Records excerpted from a collection:
:::::
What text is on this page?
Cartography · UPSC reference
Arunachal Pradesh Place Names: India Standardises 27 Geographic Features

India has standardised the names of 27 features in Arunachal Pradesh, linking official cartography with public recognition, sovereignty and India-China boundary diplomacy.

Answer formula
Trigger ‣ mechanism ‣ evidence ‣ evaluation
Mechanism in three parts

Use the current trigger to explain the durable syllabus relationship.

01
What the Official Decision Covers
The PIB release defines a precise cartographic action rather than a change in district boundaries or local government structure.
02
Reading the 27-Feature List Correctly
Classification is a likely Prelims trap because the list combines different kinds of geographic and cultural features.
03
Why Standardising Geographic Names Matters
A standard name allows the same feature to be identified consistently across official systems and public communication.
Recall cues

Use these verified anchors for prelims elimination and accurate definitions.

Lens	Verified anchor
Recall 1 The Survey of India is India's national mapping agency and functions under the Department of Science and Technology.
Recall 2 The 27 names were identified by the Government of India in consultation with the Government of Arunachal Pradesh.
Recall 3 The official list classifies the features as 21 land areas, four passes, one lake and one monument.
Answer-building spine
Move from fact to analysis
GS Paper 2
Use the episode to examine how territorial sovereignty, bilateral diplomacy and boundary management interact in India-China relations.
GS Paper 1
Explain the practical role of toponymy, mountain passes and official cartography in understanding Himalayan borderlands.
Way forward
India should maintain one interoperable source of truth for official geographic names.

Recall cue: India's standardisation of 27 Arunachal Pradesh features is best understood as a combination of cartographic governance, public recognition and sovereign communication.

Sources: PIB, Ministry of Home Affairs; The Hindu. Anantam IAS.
:::::
* WORK TO BE COMPLETED: Reproduce each line verbatim.

* RESULT FOR THIS EXERCISE:
What text is on this page?
Cartography · UPSC reference
Arunachal Pradesh Place Names: India Standardises 27 Geographic Features

India has standardised the names of 27 features in Arunachal Pradesh, linking official cartography with public recognition, sovereignty and India-China boundary diplomacy.

Answer formula
Trigger ‣ mechanism ‣ evidence ‣ evaluation
Mechanism in three parts

Use the current trigger to explain the durable syllabus relationship.

01
What the Official Decision Covers
The PIB release defines a precise cartographic action rather than a change in district boundaries or local government structure.
02
Reading the 27-Feature List Correctly
Classification is a likely Prelims trap because the list combines different kinds of geographic and cultural features.
03
Why Standardising Geographic Names Matters
A standard name allows the same feature to be identified consistently across official systems and public communication.
Recall cues

Use these verified anchors for prelims elimination and accurate definitions.

Lens	Verified anchor
Recall 1 The Survey of India is India's national mapping agency and functions under the Department of Science and Technology.
Recall 2 The 27 names were identified by the Government of India in consultation with the Government of Arunachal Pradesh.
Recall 3 The official list classifies the features as 21 land areas, four passes, one lake and one monument.
Answer-building spine
Move from fact to analysis
GS Paper 2
Use the episode to examine how territorial sovereignty, bilateral diplomacy and boundary management interact in India-China relations.
GS Paper 1
Explain the practical role of toponymy, mountain passes and official cartography in understanding Himalayan borderlands.
Way forward
India should maintain one interoperable source of truth for official geographic names.

Recall cue: India's standardisation of 27 Arunachal Pradesh features is best understood as a combination of cartographic governance, public recognition and sovereign communication.

Sources: PIB, Ministry of Home Affairs; The Hindu. Anantam IAS.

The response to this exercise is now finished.